In the entries below, find every line with "this" and copy it.
-- START OF Records for the task --
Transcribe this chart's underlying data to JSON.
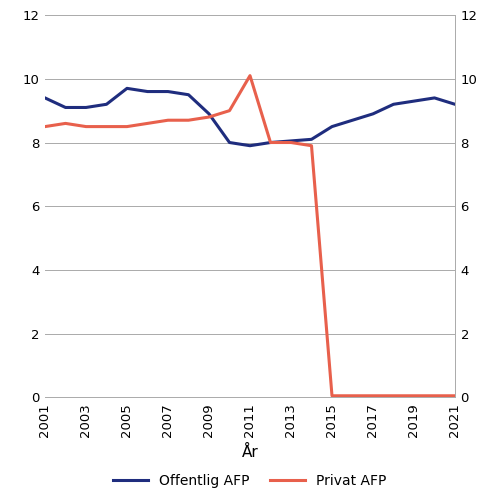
{
  "offentlig_years": [
    2001,
    2002,
    2003,
    2004,
    2005,
    2006,
    2007,
    2008,
    2009,
    2010,
    2011,
    2012,
    2013,
    2014,
    2015,
    2016,
    2017,
    2018,
    2019,
    2020,
    2021
  ],
  "offentlig_values": [
    9.4,
    9.1,
    9.1,
    9.2,
    9.7,
    9.6,
    9.6,
    9.5,
    8.9,
    8.0,
    7.9,
    8.0,
    8.05,
    8.1,
    8.5,
    8.7,
    8.9,
    9.2,
    9.3,
    9.4,
    9.2
  ],
  "privat_years": [
    2001,
    2002,
    2003,
    2004,
    2005,
    2006,
    2007,
    2008,
    2009,
    2010,
    2011,
    2012,
    2013,
    2014,
    2015,
    2016,
    2017,
    2018,
    2019,
    2020,
    2021
  ],
  "privat_values": [
    8.5,
    8.6,
    8.5,
    8.5,
    8.5,
    8.6,
    8.7,
    8.7,
    8.8,
    9.0,
    10.1,
    8.0,
    8.0,
    7.9,
    0.05,
    0.05,
    0.05,
    0.05,
    0.05,
    0.05,
    0.05
  ],
  "offentlig_color": "#1f2d7e",
  "privat_color": "#e8604c",
  "xlabel": "År",
  "ylim": [
    0,
    12
  ],
  "yticks": [
    0,
    2,
    4,
    6,
    8,
    10,
    12
  ],
  "xticks": [
    2001,
    2003,
    2005,
    2007,
    2009,
    2011,
    2013,
    2015,
    2017,
    2019,
    2021
  ],
  "legend_offentlig": "Offentlig AFP",
  "legend_privat": "Privat AFP",
  "line_width": 2.2,
  "background_color": "#ffffff",
  "grid_color": "#aaaaaa"
}
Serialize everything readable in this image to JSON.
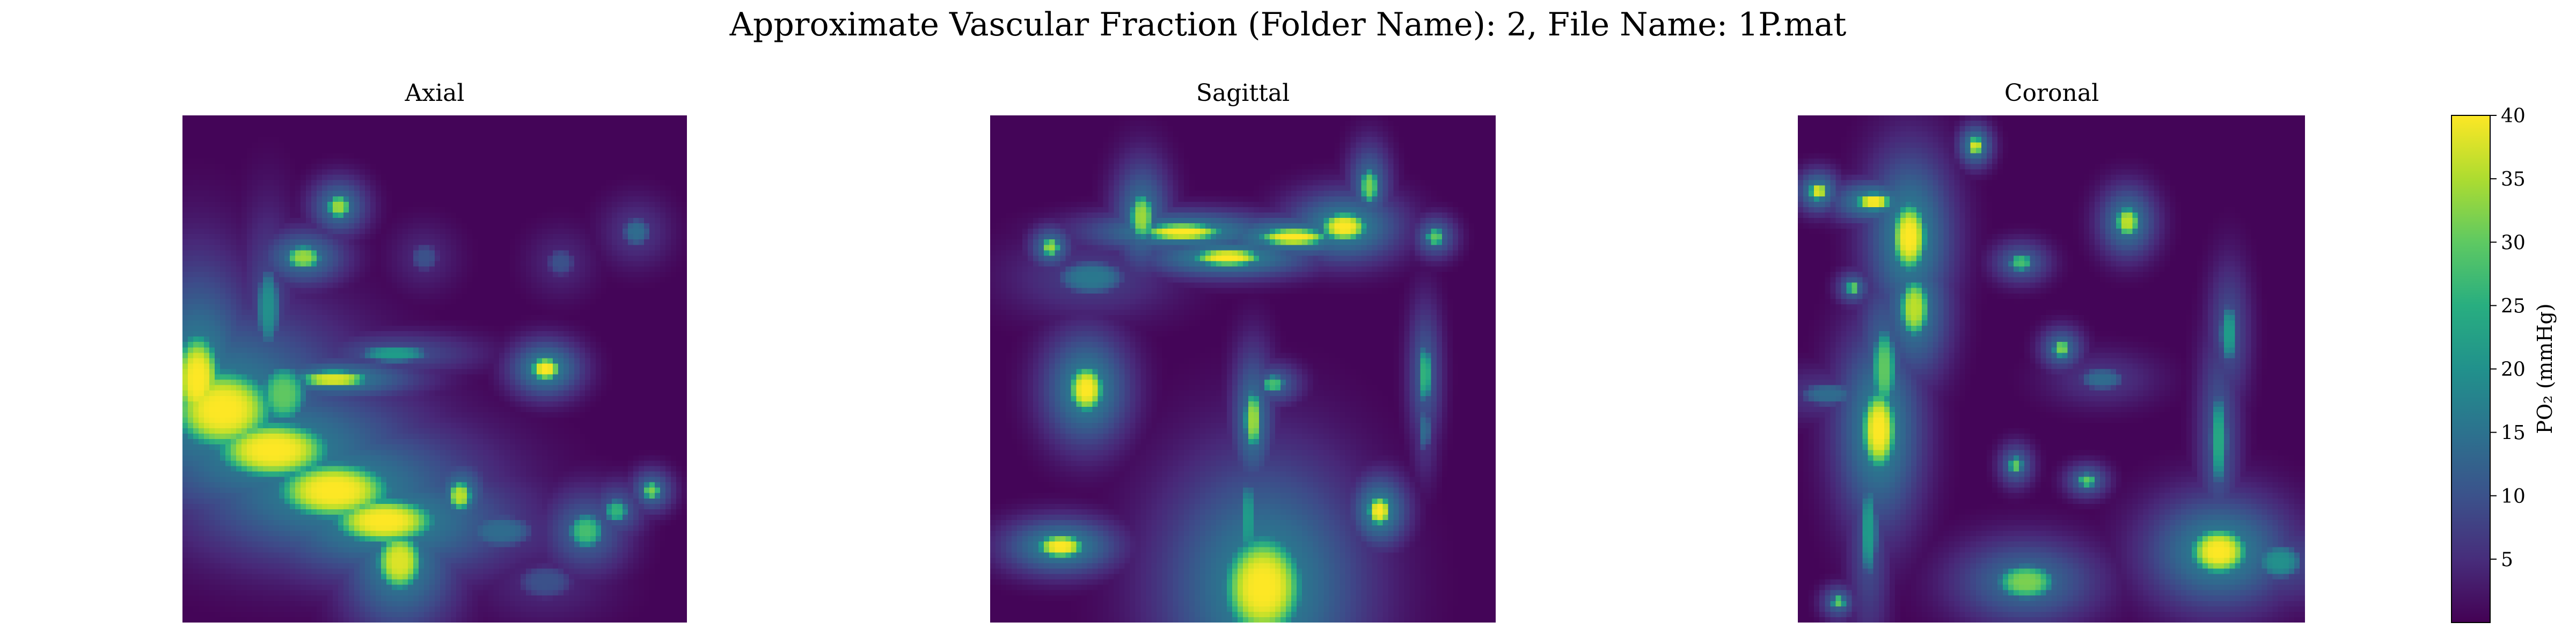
{
  "figure": {
    "suptitle": "Approximate Vascular Fraction (Folder Name): 2, File Name: 1P.mat",
    "colormap": "viridis",
    "colors": {
      "low": "#440154",
      "high": "#fde725",
      "background": "#ffffff"
    }
  },
  "chart_data": [
    {
      "type": "heatmap",
      "title": "Axial",
      "vmin": 0,
      "vmax": 40,
      "background_value": 0.5,
      "blobs": [
        {
          "x": 0.08,
          "y": 0.58,
          "rx": 0.09,
          "ry": 0.07,
          "v": 40
        },
        {
          "x": 0.18,
          "y": 0.66,
          "rx": 0.1,
          "ry": 0.05,
          "v": 40
        },
        {
          "x": 0.3,
          "y": 0.74,
          "rx": 0.1,
          "ry": 0.05,
          "v": 40
        },
        {
          "x": 0.4,
          "y": 0.8,
          "rx": 0.09,
          "ry": 0.04,
          "v": 40
        },
        {
          "x": 0.43,
          "y": 0.88,
          "rx": 0.04,
          "ry": 0.05,
          "v": 38
        },
        {
          "x": 0.03,
          "y": 0.52,
          "rx": 0.04,
          "ry": 0.08,
          "v": 40
        },
        {
          "x": 0.2,
          "y": 0.55,
          "rx": 0.04,
          "ry": 0.05,
          "v": 30
        },
        {
          "x": 0.3,
          "y": 0.52,
          "rx": 0.06,
          "ry": 0.015,
          "v": 38
        },
        {
          "x": 0.42,
          "y": 0.47,
          "rx": 0.06,
          "ry": 0.015,
          "v": 22
        },
        {
          "x": 0.17,
          "y": 0.38,
          "rx": 0.02,
          "ry": 0.07,
          "v": 20
        },
        {
          "x": 0.24,
          "y": 0.28,
          "rx": 0.03,
          "ry": 0.02,
          "v": 34
        },
        {
          "x": 0.31,
          "y": 0.18,
          "rx": 0.02,
          "ry": 0.02,
          "v": 34
        },
        {
          "x": 0.48,
          "y": 0.28,
          "rx": 0.025,
          "ry": 0.025,
          "v": 10
        },
        {
          "x": 0.75,
          "y": 0.29,
          "rx": 0.025,
          "ry": 0.025,
          "v": 10
        },
        {
          "x": 0.9,
          "y": 0.23,
          "rx": 0.025,
          "ry": 0.025,
          "v": 14
        },
        {
          "x": 0.72,
          "y": 0.5,
          "rx": 0.025,
          "ry": 0.02,
          "v": 40
        },
        {
          "x": 0.55,
          "y": 0.75,
          "rx": 0.02,
          "ry": 0.025,
          "v": 36
        },
        {
          "x": 0.63,
          "y": 0.82,
          "rx": 0.06,
          "ry": 0.03,
          "v": 14
        },
        {
          "x": 0.8,
          "y": 0.82,
          "rx": 0.03,
          "ry": 0.03,
          "v": 28
        },
        {
          "x": 0.86,
          "y": 0.78,
          "rx": 0.02,
          "ry": 0.02,
          "v": 26
        },
        {
          "x": 0.93,
          "y": 0.74,
          "rx": 0.015,
          "ry": 0.015,
          "v": 32
        },
        {
          "x": 0.72,
          "y": 0.92,
          "rx": 0.05,
          "ry": 0.03,
          "v": 10
        }
      ]
    },
    {
      "type": "heatmap",
      "title": "Sagittal",
      "vmin": 0,
      "vmax": 40,
      "background_value": 0.5,
      "blobs": [
        {
          "x": 0.3,
          "y": 0.2,
          "rx": 0.02,
          "ry": 0.04,
          "v": 34
        },
        {
          "x": 0.38,
          "y": 0.23,
          "rx": 0.07,
          "ry": 0.015,
          "v": 40
        },
        {
          "x": 0.47,
          "y": 0.28,
          "rx": 0.06,
          "ry": 0.015,
          "v": 40
        },
        {
          "x": 0.6,
          "y": 0.24,
          "rx": 0.06,
          "ry": 0.015,
          "v": 40
        },
        {
          "x": 0.7,
          "y": 0.22,
          "rx": 0.04,
          "ry": 0.025,
          "v": 40
        },
        {
          "x": 0.75,
          "y": 0.14,
          "rx": 0.015,
          "ry": 0.03,
          "v": 32
        },
        {
          "x": 0.12,
          "y": 0.26,
          "rx": 0.015,
          "ry": 0.015,
          "v": 34
        },
        {
          "x": 0.88,
          "y": 0.24,
          "rx": 0.015,
          "ry": 0.015,
          "v": 30
        },
        {
          "x": 0.2,
          "y": 0.32,
          "rx": 0.06,
          "ry": 0.03,
          "v": 16
        },
        {
          "x": 0.19,
          "y": 0.54,
          "rx": 0.03,
          "ry": 0.04,
          "v": 40
        },
        {
          "x": 0.14,
          "y": 0.85,
          "rx": 0.04,
          "ry": 0.02,
          "v": 40
        },
        {
          "x": 0.54,
          "y": 0.93,
          "rx": 0.07,
          "ry": 0.09,
          "v": 40
        },
        {
          "x": 0.51,
          "y": 0.8,
          "rx": 0.015,
          "ry": 0.07,
          "v": 22
        },
        {
          "x": 0.52,
          "y": 0.6,
          "rx": 0.015,
          "ry": 0.05,
          "v": 34
        },
        {
          "x": 0.56,
          "y": 0.53,
          "rx": 0.02,
          "ry": 0.015,
          "v": 28
        },
        {
          "x": 0.77,
          "y": 0.78,
          "rx": 0.02,
          "ry": 0.025,
          "v": 40
        },
        {
          "x": 0.86,
          "y": 0.51,
          "rx": 0.012,
          "ry": 0.05,
          "v": 26
        },
        {
          "x": 0.86,
          "y": 0.62,
          "rx": 0.01,
          "ry": 0.04,
          "v": 14
        }
      ]
    },
    {
      "type": "heatmap",
      "title": "Coronal",
      "vmin": 0,
      "vmax": 40,
      "background_value": 0.5,
      "blobs": [
        {
          "x": 0.15,
          "y": 0.17,
          "rx": 0.03,
          "ry": 0.015,
          "v": 40
        },
        {
          "x": 0.22,
          "y": 0.24,
          "rx": 0.03,
          "ry": 0.06,
          "v": 40
        },
        {
          "x": 0.23,
          "y": 0.38,
          "rx": 0.025,
          "ry": 0.05,
          "v": 36
        },
        {
          "x": 0.17,
          "y": 0.5,
          "rx": 0.02,
          "ry": 0.07,
          "v": 30
        },
        {
          "x": 0.16,
          "y": 0.62,
          "rx": 0.03,
          "ry": 0.07,
          "v": 40
        },
        {
          "x": 0.14,
          "y": 0.82,
          "rx": 0.015,
          "ry": 0.08,
          "v": 22
        },
        {
          "x": 0.04,
          "y": 0.15,
          "rx": 0.015,
          "ry": 0.015,
          "v": 38
        },
        {
          "x": 0.35,
          "y": 0.06,
          "rx": 0.012,
          "ry": 0.015,
          "v": 38
        },
        {
          "x": 0.06,
          "y": 0.55,
          "rx": 0.05,
          "ry": 0.02,
          "v": 14
        },
        {
          "x": 0.11,
          "y": 0.34,
          "rx": 0.012,
          "ry": 0.012,
          "v": 30
        },
        {
          "x": 0.44,
          "y": 0.29,
          "rx": 0.02,
          "ry": 0.015,
          "v": 28
        },
        {
          "x": 0.65,
          "y": 0.21,
          "rx": 0.02,
          "ry": 0.025,
          "v": 36
        },
        {
          "x": 0.52,
          "y": 0.46,
          "rx": 0.015,
          "ry": 0.015,
          "v": 32
        },
        {
          "x": 0.6,
          "y": 0.52,
          "rx": 0.04,
          "ry": 0.02,
          "v": 14
        },
        {
          "x": 0.43,
          "y": 0.69,
          "rx": 0.012,
          "ry": 0.015,
          "v": 30
        },
        {
          "x": 0.57,
          "y": 0.72,
          "rx": 0.015,
          "ry": 0.012,
          "v": 30
        },
        {
          "x": 0.45,
          "y": 0.92,
          "rx": 0.05,
          "ry": 0.03,
          "v": 32
        },
        {
          "x": 0.08,
          "y": 0.96,
          "rx": 0.012,
          "ry": 0.012,
          "v": 30
        },
        {
          "x": 0.85,
          "y": 0.43,
          "rx": 0.015,
          "ry": 0.05,
          "v": 22
        },
        {
          "x": 0.83,
          "y": 0.64,
          "rx": 0.015,
          "ry": 0.08,
          "v": 24
        },
        {
          "x": 0.83,
          "y": 0.86,
          "rx": 0.05,
          "ry": 0.04,
          "v": 40
        },
        {
          "x": 0.95,
          "y": 0.88,
          "rx": 0.04,
          "ry": 0.03,
          "v": 20
        }
      ]
    }
  ],
  "colorbar": {
    "label": "PO₂ (mmHg)",
    "ticks": [
      5,
      10,
      15,
      20,
      25,
      30,
      35,
      40
    ],
    "vmin": 0,
    "vmax": 40
  }
}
-- END OF Records for the task --
• _Full output_
Transcribe this chart's underlying data to JSON.
Serialize everything readable in this image to JSON.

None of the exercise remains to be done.